● **Task brief**
Copy out each line of the listing that has the word "sekä" in it.

══════════

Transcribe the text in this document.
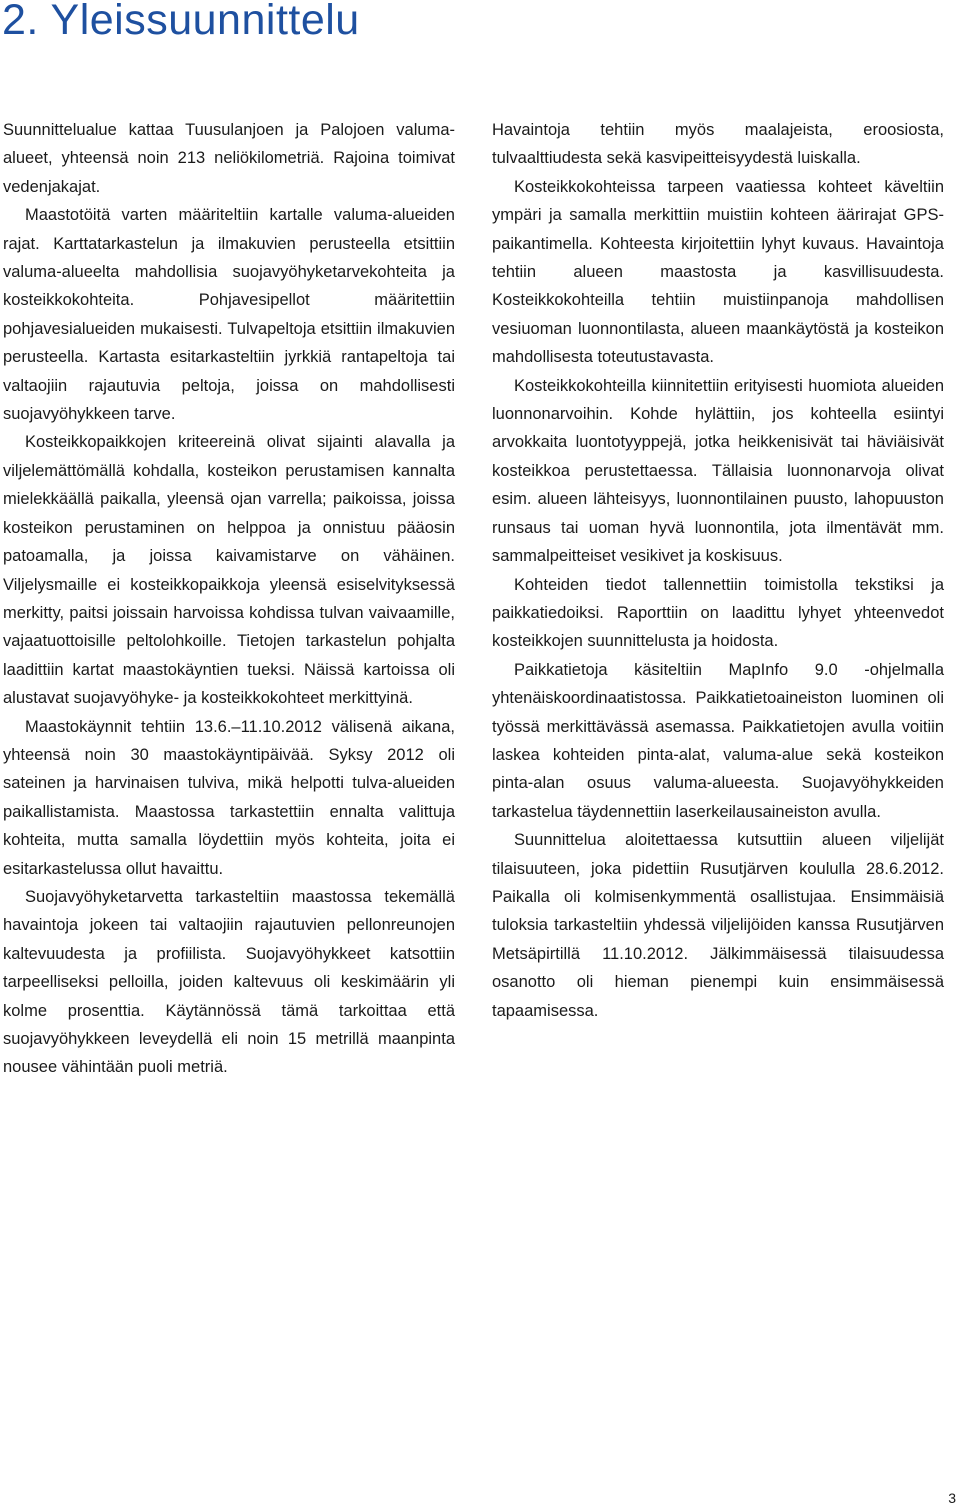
2. Yleissuunnittelu

Suunnittelualue kattaa Tuusulanjoen ja Palojoen valuma-alueet, yhteensä noin 213 neliökilometriä. Rajoina toimivat vedenjakajat.

Maastotöitä varten määriteltiin kartalle valuma-alueiden rajat. Karttatarkastelun ja ilmakuvien perusteella etsittiin valuma-alueelta mahdollisia suojavyöhyketarvekohteita ja kosteikkokohteita. Pohjavesipellot määritettiin pohjavesialueiden mukaisesti. Tulvapeltoja etsittiin ilmakuvien perusteella. Kartasta esitarkasteltiin jyrkkiä rantapeltoja tai valtaojiin rajautuvia peltoja, joissa on mahdollisesti suojavyöhykkeen tarve.

Kosteikkopaikkojen kriteereinä olivat sijainti alavalla ja viljelemättömällä kohdalla, kosteikon perustamisen kannalta mielekkäällä paikalla, yleensä ojan varrella; paikoissa, joissa kosteikon perustaminen on helppoa ja onnistuu pääosin patoamalla, ja joissa kaivamistarve on vähäinen. Viljelysmaille ei kosteikkopaikkoja yleensä esiselvityksessä merkitty, paitsi joissain harvoissa kohdissa tulvan vaivaamille, vajaatuottoisille peltolohkoille. Tietojen tarkastelun pohjalta laadittiin kartat maastokäyntien tueksi. Näissä kartoissa oli alustavat suojavyöhyke- ja kosteikkokohteet merkittyinä.

Maastokäynnit tehtiin 13.6.–11.10.2012 välisenä aikana, yhteensä noin 30 maastokäyntipäivää. Syksy 2012 oli sateinen ja harvinaisen tulviva, mikä helpotti tulva-alueiden paikallistamista. Maastossa tarkastettiin ennalta valittuja kohteita, mutta samalla löydettiin myös kohteita, joita ei esitarkastelussa ollut havaittu.

Suojavyöhyketarvetta tarkasteltiin maastossa tekemällä havaintoja jokeen tai valtaojiin rajautuvien pellonreunojen kaltevuudesta ja profiilista. Suojavyöhykkeet katsottiin tarpeelliseksi pelloilla, joiden kaltevuus oli keskimäärin yli kolme prosenttia. Käytännössä tämä tarkoittaa että suojavyöhykkeen leveydellä eli noin 15 metrillä maanpinta nousee vähintään puoli metriä.

Havaintoja tehtiin myös maalajeista, eroosiosta, tulvaalttiudesta sekä kasvipeitteisyydestä luiskalla.

Kosteikkokohteissa tarpeen vaatiessa kohteet käveltiin ympäri ja samalla merkittiin muistiin kohteen äärirajat GPS-paikantimella. Kohteesta kirjoitettiin lyhyt kuvaus. Havaintoja tehtiin alueen maastosta ja kasvillisuudesta. Kosteikkokohteilla tehtiin muistiinpanoja mahdollisen vesiuoman luonnontilasta, alueen maankäytöstä ja kosteikon mahdollisesta toteutustavasta.

Kosteikkokohteilla kiinnitettiin erityisesti huomiota alueiden luonnonarvoihin. Kohde hylättiin, jos kohteella esiintyi arvokkaita luontotyyppejä, jotka heikkenisivät tai häviäisivät kosteikkoa perustettaessa. Tällaisia luonnonarvoja olivat esim. alueen lähteisyys, luonnontilainen puusto, lahopuuston runsaus tai uoman hyvä luonnontila, jota ilmentävät mm. sammalpeitteiset vesikivet ja koskisuus.

Kohteiden tiedot tallennettiin toimistolla tekstiksi ja paikkatiedoiksi. Raporttiin on laadittu lyhyet yhteenvedot kosteikkojen suunnittelusta ja hoidosta.

Paikkatietoja käsiteltiin MapInfo 9.0 -ohjelmalla yhtenäiskoordinaatistossa. Paikkatietoaineiston luominen oli työssä merkittävässä asemassa. Paikkatietojen avulla voitiin laskea kohteiden pinta-alat, valuma-alue sekä kosteikon pinta-alan osuus valuma-alueesta. Suojavyöhykkeiden tarkastelua täydennettiin laserkeilausaineiston avulla.

Suunnittelua aloitettaessa kutsuttiin alueen viljelijät tilaisuuteen, joka pidettiin Rusutjärven koululla 28.6.2012. Paikalla oli kolmisenkymmentä osallistujaa. Ensimmäisiä tuloksia tarkasteltiin yhdessä viljelijöiden kanssa Rusutjärven Metsäpirtillä 11.10.2012. Jälkimmäisessä tilaisuudessa osanotto oli hieman pienempi kuin ensimmäisessä tapaamisessa.

3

══════════

● **The reply**
Havaintoja tehtiin myös maalajeista, eroosiosta, tulvaalttiudesta sekä kasvipeitteisyydestä luiskalla.
Paikkatietoja käsiteltiin MapInfo 9.0 -ohjelmalla yhtenäiskoordinaatistossa. Paikkatietoaineiston luominen oli työssä merkittävässä asemassa. Paikkatietojen avulla voitiin laskea kohteiden pinta-alat, valuma-alue sekä kosteikon pinta-alan osuus valuma-alueesta. Suojavyöhykkeiden tarkastelua täydennettiin laserkeilausaineiston avulla.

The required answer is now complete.